▼
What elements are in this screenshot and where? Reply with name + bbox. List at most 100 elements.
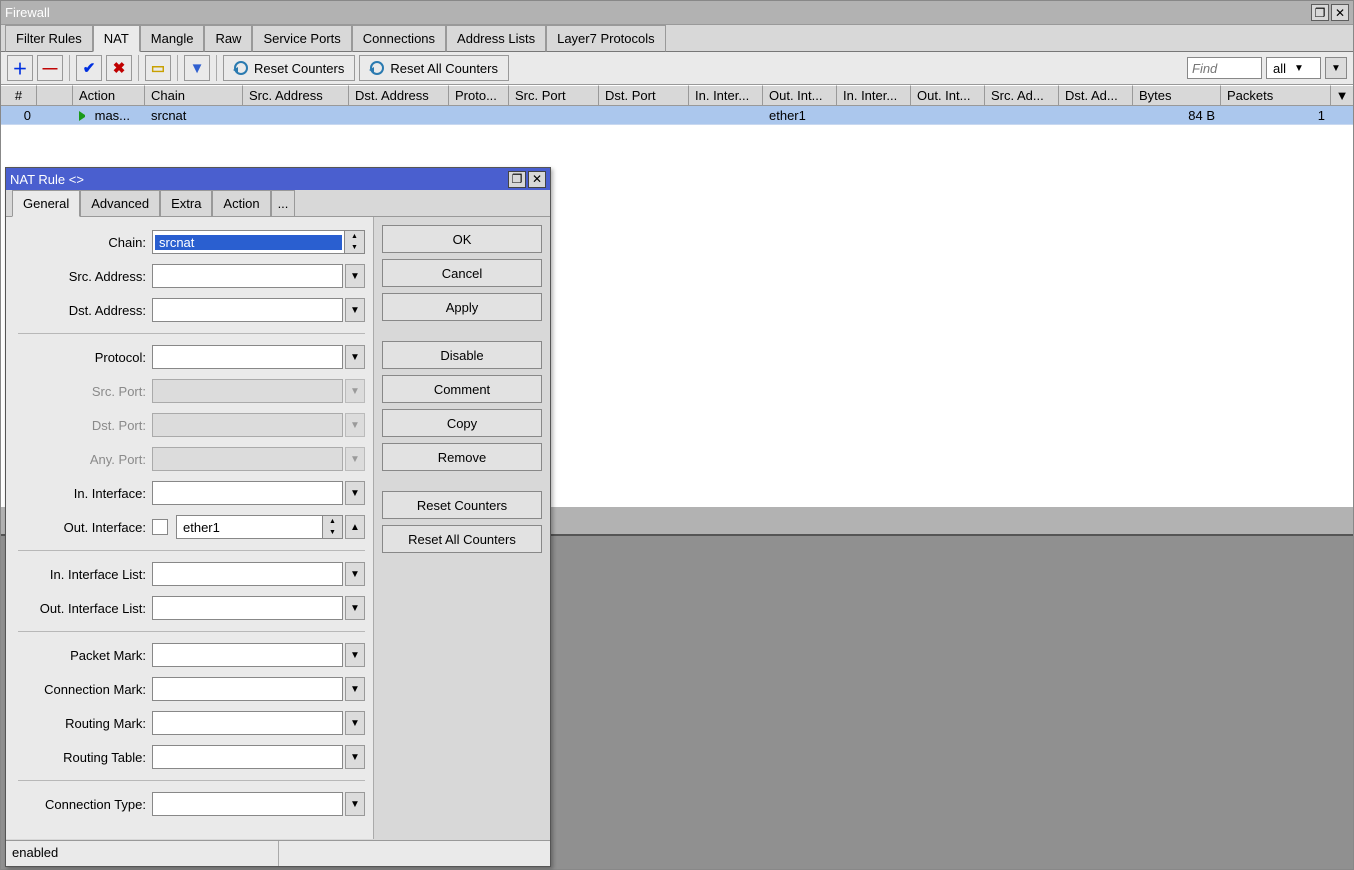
tab-general[interactable]: General	[12, 190, 80, 217]
out-interface-list-select[interactable]	[152, 596, 343, 620]
col-out-interface-list[interactable]: Out. Int...	[911, 85, 985, 105]
col-out-interface[interactable]: Out. Int...	[763, 85, 837, 105]
expand-button[interactable]: ▼	[345, 345, 365, 369]
dst-address-input[interactable]	[152, 298, 343, 322]
add-button[interactable]: ＋	[7, 55, 33, 81]
connection-type-select[interactable]	[152, 792, 343, 816]
routing-mark-select[interactable]	[152, 711, 343, 735]
tab-advanced[interactable]: Advanced	[80, 190, 160, 217]
close-icon[interactable]: ✕	[528, 171, 546, 188]
col-dst-address[interactable]: Dst. Address	[349, 85, 449, 105]
out-interface-select[interactable]: ether1 ▲▼	[176, 515, 343, 539]
tab-service-ports[interactable]: Service Ports	[252, 25, 351, 52]
restore-icon[interactable]: ❐	[508, 171, 526, 188]
expand-button[interactable]: ▼	[345, 711, 365, 735]
disable-button[interactable]: ✖	[106, 55, 132, 81]
protocol-select[interactable]	[152, 345, 343, 369]
invert-checkbox[interactable]	[152, 519, 168, 535]
reset-all-counters-button[interactable]: Reset All Counters	[359, 55, 509, 81]
tab-nat[interactable]: NAT	[93, 25, 140, 52]
reset-counters-button[interactable]: Reset Counters	[223, 55, 355, 81]
src-address-input[interactable]	[152, 264, 343, 288]
col-num[interactable]: #	[1, 85, 37, 105]
filter-button[interactable]: ▼	[184, 55, 210, 81]
expand-button[interactable]: ▼	[345, 677, 365, 701]
spinner-icon[interactable]: ▲▼	[344, 231, 364, 253]
col-dst-port[interactable]: Dst. Port	[599, 85, 689, 105]
comment-button[interactable]: ▭	[145, 55, 171, 81]
reset-counters-button[interactable]: Reset Counters	[382, 491, 542, 519]
any-port-label: Any. Port:	[6, 452, 152, 467]
find-input[interactable]	[1187, 57, 1262, 79]
spinner-icon[interactable]: ▲▼	[322, 516, 342, 538]
form-panel: Chain: srcnat ▲▼ Src. Address: ▼ Dst. Ad…	[6, 217, 374, 839]
ok-button[interactable]: OK	[382, 225, 542, 253]
collapse-button[interactable]: ▲	[345, 515, 365, 539]
col-bytes[interactable]: Bytes	[1133, 85, 1221, 105]
tab-raw[interactable]: Raw	[204, 25, 252, 52]
table-header: # Action Chain Src. Address Dst. Address…	[1, 85, 1353, 106]
apply-button[interactable]: Apply	[382, 293, 542, 321]
tab-action[interactable]: Action	[212, 190, 270, 217]
routing-table-select[interactable]	[152, 745, 343, 769]
chain-select[interactable]: srcnat ▲▼	[152, 230, 365, 254]
expand-button[interactable]: ▼	[345, 562, 365, 586]
tab-filter-rules[interactable]: Filter Rules	[5, 25, 93, 52]
restore-icon[interactable]: ❐	[1311, 4, 1329, 21]
tab-mangle[interactable]: Mangle	[140, 25, 205, 52]
remove-button[interactable]: —	[37, 55, 63, 81]
src-port-label: Src. Port:	[6, 384, 152, 399]
cancel-button[interactable]: Cancel	[382, 259, 542, 287]
disable-button[interactable]: Disable	[382, 341, 542, 369]
expand-button[interactable]: ▼	[345, 264, 365, 288]
separator	[138, 55, 139, 81]
columns-menu-button[interactable]: ▼	[1325, 57, 1347, 79]
col-action[interactable]: Action	[73, 85, 145, 105]
in-interface-list-select[interactable]	[152, 562, 343, 586]
tab-address-lists[interactable]: Address Lists	[446, 25, 546, 52]
filter-scope-select[interactable]: all ▼	[1266, 57, 1321, 79]
expand-button[interactable]: ▼	[345, 745, 365, 769]
copy-button[interactable]: Copy	[382, 409, 542, 437]
expand-button[interactable]: ▼	[345, 596, 365, 620]
col-src-address-list[interactable]: Src. Ad...	[985, 85, 1059, 105]
in-interface-select[interactable]	[152, 481, 343, 505]
reset-all-counters-label: Reset All Counters	[390, 61, 498, 76]
col-flag[interactable]	[37, 85, 73, 105]
connection-type-label: Connection Type:	[6, 797, 152, 812]
packet-mark-select[interactable]	[152, 643, 343, 667]
separator	[216, 55, 217, 81]
expand-button: ▼	[345, 447, 365, 471]
reset-all-counters-button[interactable]: Reset All Counters	[382, 525, 542, 553]
col-in-interface-list[interactable]: In. Inter...	[837, 85, 911, 105]
tab-layer7-protocols[interactable]: Layer7 Protocols	[546, 25, 666, 52]
close-icon[interactable]: ✕	[1331, 4, 1349, 21]
in-interface-label: In. Interface:	[6, 486, 152, 501]
table-row[interactable]: 0 mas... srcnat ether1 84 B 1	[1, 106, 1353, 125]
col-src-port[interactable]: Src. Port	[509, 85, 599, 105]
remove-button[interactable]: Remove	[382, 443, 542, 471]
connection-mark-select[interactable]	[152, 677, 343, 701]
columns-dropdown-button[interactable]: ▼	[1331, 85, 1353, 105]
expand-button[interactable]: ▼	[345, 298, 365, 322]
dialog-titlebar[interactable]: NAT Rule <> ❐ ✕	[6, 168, 550, 190]
expand-button[interactable]: ▼	[345, 792, 365, 816]
col-protocol[interactable]: Proto...	[449, 85, 509, 105]
dialog-statusbar: enabled	[6, 840, 550, 866]
col-packets[interactable]: Packets	[1221, 85, 1331, 105]
tab-more[interactable]: ...	[271, 190, 296, 217]
col-chain[interactable]: Chain	[145, 85, 243, 105]
tab-connections[interactable]: Connections	[352, 25, 446, 52]
comment-button[interactable]: Comment	[382, 375, 542, 403]
reset-counters-label: Reset Counters	[254, 61, 344, 76]
dialog-tabs: General Advanced Extra Action ...	[6, 190, 550, 217]
src-address-label: Src. Address:	[6, 269, 152, 284]
expand-button[interactable]: ▼	[345, 481, 365, 505]
expand-button[interactable]: ▼	[345, 643, 365, 667]
dst-port-input	[152, 413, 343, 437]
col-dst-address-list[interactable]: Dst. Ad...	[1059, 85, 1133, 105]
tab-extra[interactable]: Extra	[160, 190, 212, 217]
enable-button[interactable]: ✔	[76, 55, 102, 81]
col-in-interface[interactable]: In. Inter...	[689, 85, 763, 105]
col-src-address[interactable]: Src. Address	[243, 85, 349, 105]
▲
* OBJECTIVE
Copy out all the items above line for line, with no changes, and leave out the pictures.

* OUTPUT OF THE TASK
What elements are in this screenshot and where? Reply with name + bbox. List at most 100 elements.
tab-general[interactable]: General	[12, 190, 80, 217]
out-interface-list-select[interactable]	[152, 596, 343, 620]
col-out-interface-list[interactable]: Out. Int...	[911, 85, 985, 105]
col-out-interface[interactable]: Out. Int...	[763, 85, 837, 105]
expand-button[interactable]: ▼	[345, 345, 365, 369]
dst-address-input[interactable]	[152, 298, 343, 322]
add-button[interactable]: ＋	[7, 55, 33, 81]
connection-type-select[interactable]	[152, 792, 343, 816]
routing-mark-select[interactable]	[152, 711, 343, 735]
tab-advanced[interactable]: Advanced	[80, 190, 160, 217]
close-icon[interactable]: ✕	[528, 171, 546, 188]
col-dst-address[interactable]: Dst. Address	[349, 85, 449, 105]
out-interface-select[interactable]: ether1 ▲▼	[176, 515, 343, 539]
tab-service-ports[interactable]: Service Ports	[252, 25, 351, 52]
restore-icon[interactable]: ❐	[508, 171, 526, 188]
expand-button[interactable]: ▼	[345, 711, 365, 735]
disable-button[interactable]: ✖	[106, 55, 132, 81]
protocol-select[interactable]	[152, 345, 343, 369]
invert-checkbox[interactable]	[152, 519, 168, 535]
reset-all-counters-button[interactable]: Reset All Counters	[359, 55, 509, 81]
tab-nat[interactable]: NAT	[93, 25, 140, 52]
reset-counters-button[interactable]: Reset Counters	[223, 55, 355, 81]
src-address-input[interactable]	[152, 264, 343, 288]
col-num[interactable]: #	[1, 85, 37, 105]
filter-button[interactable]: ▼	[184, 55, 210, 81]
expand-button[interactable]: ▼	[345, 677, 365, 701]
spinner-icon[interactable]: ▲▼	[344, 231, 364, 253]
col-dst-port[interactable]: Dst. Port	[599, 85, 689, 105]
comment-button[interactable]: ▭	[145, 55, 171, 81]
reset-counters-button[interactable]: Reset Counters	[382, 491, 542, 519]
any-port-label: Any. Port:	[6, 452, 152, 467]
find-input[interactable]	[1187, 57, 1262, 79]
spinner-icon[interactable]: ▲▼	[322, 516, 342, 538]
form-panel: Chain: srcnat ▲▼ Src. Address: ▼ Dst. Ad…	[6, 217, 374, 839]
ok-button[interactable]: OK	[382, 225, 542, 253]
collapse-button[interactable]: ▲	[345, 515, 365, 539]
col-bytes[interactable]: Bytes	[1133, 85, 1221, 105]
tab-raw[interactable]: Raw	[204, 25, 252, 52]
table-header: # Action Chain Src. Address Dst. Address…	[1, 85, 1353, 106]
apply-button[interactable]: Apply	[382, 293, 542, 321]
tab-action[interactable]: Action	[212, 190, 270, 217]
routing-table-select[interactable]	[152, 745, 343, 769]
chain-select[interactable]: srcnat ▲▼	[152, 230, 365, 254]
expand-button[interactable]: ▼	[345, 562, 365, 586]
tab-filter-rules[interactable]: Filter Rules	[5, 25, 93, 52]
restore-icon[interactable]: ❐	[1311, 4, 1329, 21]
tab-mangle[interactable]: Mangle	[140, 25, 205, 52]
remove-button[interactable]: —	[37, 55, 63, 81]
src-port-label: Src. Port:	[6, 384, 152, 399]
cancel-button[interactable]: Cancel	[382, 259, 542, 287]
disable-button[interactable]: Disable	[382, 341, 542, 369]
expand-button[interactable]: ▼	[345, 264, 365, 288]
separator	[138, 55, 139, 81]
columns-menu-button[interactable]: ▼	[1325, 57, 1347, 79]
col-action[interactable]: Action	[73, 85, 145, 105]
in-interface-list-select[interactable]	[152, 562, 343, 586]
tab-address-lists[interactable]: Address Lists	[446, 25, 546, 52]
filter-scope-select[interactable]: all ▼	[1266, 57, 1321, 79]
expand-button[interactable]: ▼	[345, 745, 365, 769]
copy-button[interactable]: Copy	[382, 409, 542, 437]
expand-button[interactable]: ▼	[345, 596, 365, 620]
col-src-address-list[interactable]: Src. Ad...	[985, 85, 1059, 105]
in-interface-select[interactable]	[152, 481, 343, 505]
reset-all-counters-label: Reset All Counters	[390, 61, 498, 76]
col-flag[interactable]	[37, 85, 73, 105]
connection-type-label: Connection Type:	[6, 797, 152, 812]
packet-mark-select[interactable]	[152, 643, 343, 667]
separator	[216, 55, 217, 81]
expand-button: ▼	[345, 447, 365, 471]
reset-all-counters-button[interactable]: Reset All Counters	[382, 525, 542, 553]
col-in-interface-list[interactable]: In. Inter...	[837, 85, 911, 105]
tab-layer7-protocols[interactable]: Layer7 Protocols	[546, 25, 666, 52]
close-icon[interactable]: ✕	[1331, 4, 1349, 21]
in-interface-label: In. Interface:	[6, 486, 152, 501]
table-row[interactable]: 0 mas... srcnat ether1 84 B 1	[1, 106, 1353, 125]
col-src-port[interactable]: Src. Port	[509, 85, 599, 105]
remove-button[interactable]: Remove	[382, 443, 542, 471]
connection-mark-select[interactable]	[152, 677, 343, 701]
columns-dropdown-button[interactable]: ▼	[1331, 85, 1353, 105]
expand-button[interactable]: ▼	[345, 298, 365, 322]
dialog-titlebar[interactable]: NAT Rule <> ❐ ✕	[6, 168, 550, 190]
expand-button[interactable]: ▼	[345, 792, 365, 816]
col-protocol[interactable]: Proto...	[449, 85, 509, 105]
dialog-statusbar: enabled	[6, 840, 550, 866]
col-packets[interactable]: Packets	[1221, 85, 1331, 105]
tab-more[interactable]: ...	[271, 190, 296, 217]
col-chain[interactable]: Chain	[145, 85, 243, 105]
tab-connections[interactable]: Connections	[352, 25, 446, 52]
comment-button[interactable]: Comment	[382, 375, 542, 403]
reset-counters-label: Reset Counters	[254, 61, 344, 76]
dialog-tabs: General Advanced Extra Action ...	[6, 190, 550, 217]
src-address-label: Src. Address:	[6, 269, 152, 284]
expand-button[interactable]: ▼	[345, 481, 365, 505]
expand-button[interactable]: ▼	[345, 643, 365, 667]
dst-port-input	[152, 413, 343, 437]
col-dst-address-list[interactable]: Dst. Ad...	[1059, 85, 1133, 105]
tab-extra[interactable]: Extra	[160, 190, 212, 217]
enable-button[interactable]: ✔	[76, 55, 102, 81]
col-in-interface[interactable]: In. Inter...	[689, 85, 763, 105]
col-src-address[interactable]: Src. Address	[243, 85, 349, 105]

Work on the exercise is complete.